> _Aim of the exercise_
Pick out the lines below that include the string "окладу".

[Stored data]
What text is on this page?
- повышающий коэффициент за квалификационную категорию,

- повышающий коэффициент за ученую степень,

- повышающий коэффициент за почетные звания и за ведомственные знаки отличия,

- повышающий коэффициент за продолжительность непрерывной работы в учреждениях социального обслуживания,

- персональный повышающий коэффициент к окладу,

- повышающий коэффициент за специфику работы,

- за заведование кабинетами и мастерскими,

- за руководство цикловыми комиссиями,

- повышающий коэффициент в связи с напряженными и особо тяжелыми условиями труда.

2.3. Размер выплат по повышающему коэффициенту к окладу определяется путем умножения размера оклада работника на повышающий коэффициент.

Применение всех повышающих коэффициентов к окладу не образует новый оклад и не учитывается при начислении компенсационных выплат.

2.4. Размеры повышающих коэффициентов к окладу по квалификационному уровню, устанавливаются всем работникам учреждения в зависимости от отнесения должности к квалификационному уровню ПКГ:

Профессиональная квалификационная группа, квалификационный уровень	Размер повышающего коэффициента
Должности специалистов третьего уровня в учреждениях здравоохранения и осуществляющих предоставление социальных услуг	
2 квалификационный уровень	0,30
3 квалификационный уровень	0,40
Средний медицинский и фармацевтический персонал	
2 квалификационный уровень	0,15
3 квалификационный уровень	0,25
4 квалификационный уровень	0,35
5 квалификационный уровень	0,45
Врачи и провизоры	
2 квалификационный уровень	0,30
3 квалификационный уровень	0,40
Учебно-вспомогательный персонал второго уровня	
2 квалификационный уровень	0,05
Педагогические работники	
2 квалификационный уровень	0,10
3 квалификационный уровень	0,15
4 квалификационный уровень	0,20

> _Exercise result_
- персональный повышающий коэффициент к окладу,
2.3. Размер выплат по повышающему коэффициенту к окладу определяется путем умножения размера оклада работника на повышающий коэффициент.
Применение всех повышающих коэффициентов к окладу не образует новый оклад и не учитывается при начислении компенсационных выплат.
2.4. Размеры повышающих коэффициентов к окладу по квалификационному уровню, устанавливаются всем работникам учреждения в зависимости от отнесения должности к квалификационному уровню ПКГ:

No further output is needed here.